* BEGIN INFORMATION SUPPLIED *

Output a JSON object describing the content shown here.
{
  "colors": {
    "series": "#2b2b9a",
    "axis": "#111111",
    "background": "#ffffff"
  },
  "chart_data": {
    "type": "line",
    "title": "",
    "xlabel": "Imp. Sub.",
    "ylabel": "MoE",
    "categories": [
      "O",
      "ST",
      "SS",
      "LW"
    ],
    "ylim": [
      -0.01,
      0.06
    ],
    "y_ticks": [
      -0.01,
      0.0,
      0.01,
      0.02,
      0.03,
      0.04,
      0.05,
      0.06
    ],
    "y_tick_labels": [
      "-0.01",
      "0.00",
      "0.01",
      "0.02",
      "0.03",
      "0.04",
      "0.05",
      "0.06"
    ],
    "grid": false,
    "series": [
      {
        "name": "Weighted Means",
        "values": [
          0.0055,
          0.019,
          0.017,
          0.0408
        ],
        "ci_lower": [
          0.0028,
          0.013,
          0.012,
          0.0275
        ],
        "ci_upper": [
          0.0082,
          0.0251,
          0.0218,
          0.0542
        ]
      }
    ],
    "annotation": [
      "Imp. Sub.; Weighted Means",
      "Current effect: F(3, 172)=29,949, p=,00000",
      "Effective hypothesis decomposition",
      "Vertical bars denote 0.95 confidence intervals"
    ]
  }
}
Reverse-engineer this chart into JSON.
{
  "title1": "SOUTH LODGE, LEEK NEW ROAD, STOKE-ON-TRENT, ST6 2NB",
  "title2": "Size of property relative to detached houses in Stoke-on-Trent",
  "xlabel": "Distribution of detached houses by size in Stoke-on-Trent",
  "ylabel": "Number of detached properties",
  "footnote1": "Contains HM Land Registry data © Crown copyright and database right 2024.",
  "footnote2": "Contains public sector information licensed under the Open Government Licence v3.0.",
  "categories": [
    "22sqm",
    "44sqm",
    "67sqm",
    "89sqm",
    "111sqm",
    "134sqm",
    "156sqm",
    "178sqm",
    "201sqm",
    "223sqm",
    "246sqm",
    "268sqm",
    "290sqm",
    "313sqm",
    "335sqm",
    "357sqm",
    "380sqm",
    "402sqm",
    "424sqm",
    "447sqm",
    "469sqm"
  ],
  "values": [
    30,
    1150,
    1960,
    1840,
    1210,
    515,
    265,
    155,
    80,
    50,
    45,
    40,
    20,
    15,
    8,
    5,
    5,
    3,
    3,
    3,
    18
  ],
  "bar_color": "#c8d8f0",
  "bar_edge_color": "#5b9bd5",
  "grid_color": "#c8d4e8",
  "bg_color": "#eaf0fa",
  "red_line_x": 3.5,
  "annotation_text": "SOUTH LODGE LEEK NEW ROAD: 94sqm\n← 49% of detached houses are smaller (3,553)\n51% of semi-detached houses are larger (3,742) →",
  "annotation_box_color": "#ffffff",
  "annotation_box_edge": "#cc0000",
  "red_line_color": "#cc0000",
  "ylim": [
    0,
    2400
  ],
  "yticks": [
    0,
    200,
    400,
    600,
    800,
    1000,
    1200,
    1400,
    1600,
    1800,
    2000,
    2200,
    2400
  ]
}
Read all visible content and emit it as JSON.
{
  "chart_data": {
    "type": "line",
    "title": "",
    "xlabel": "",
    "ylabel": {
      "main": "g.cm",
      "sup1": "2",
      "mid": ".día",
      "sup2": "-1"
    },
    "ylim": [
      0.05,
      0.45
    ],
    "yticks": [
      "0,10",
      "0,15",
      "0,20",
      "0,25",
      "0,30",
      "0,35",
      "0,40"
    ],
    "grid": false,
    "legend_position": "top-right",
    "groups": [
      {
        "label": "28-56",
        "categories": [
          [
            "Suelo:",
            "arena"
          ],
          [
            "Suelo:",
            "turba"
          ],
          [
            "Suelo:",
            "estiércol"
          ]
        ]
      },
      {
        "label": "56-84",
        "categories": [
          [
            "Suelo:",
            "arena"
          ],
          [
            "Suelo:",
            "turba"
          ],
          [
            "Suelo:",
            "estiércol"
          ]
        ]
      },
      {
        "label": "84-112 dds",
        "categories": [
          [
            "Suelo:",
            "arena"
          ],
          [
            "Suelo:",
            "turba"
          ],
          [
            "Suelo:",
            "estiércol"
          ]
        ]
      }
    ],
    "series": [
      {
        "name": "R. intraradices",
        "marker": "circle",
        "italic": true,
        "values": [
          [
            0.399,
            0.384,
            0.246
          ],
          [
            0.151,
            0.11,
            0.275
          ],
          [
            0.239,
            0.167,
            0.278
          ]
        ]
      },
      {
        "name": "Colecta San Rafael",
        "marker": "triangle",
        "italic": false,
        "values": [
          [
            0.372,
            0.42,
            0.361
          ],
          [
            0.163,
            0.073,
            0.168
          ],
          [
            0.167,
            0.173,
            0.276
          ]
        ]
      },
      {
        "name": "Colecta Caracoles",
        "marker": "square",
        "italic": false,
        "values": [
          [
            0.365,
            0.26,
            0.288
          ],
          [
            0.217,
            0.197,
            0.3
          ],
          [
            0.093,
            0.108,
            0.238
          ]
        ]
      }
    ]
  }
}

* END INFORMATION SUPPLIED *

TASK TO COMPLETE » Report only the number of lines in the data above that contain "content".

EXERCISE RESULT » 2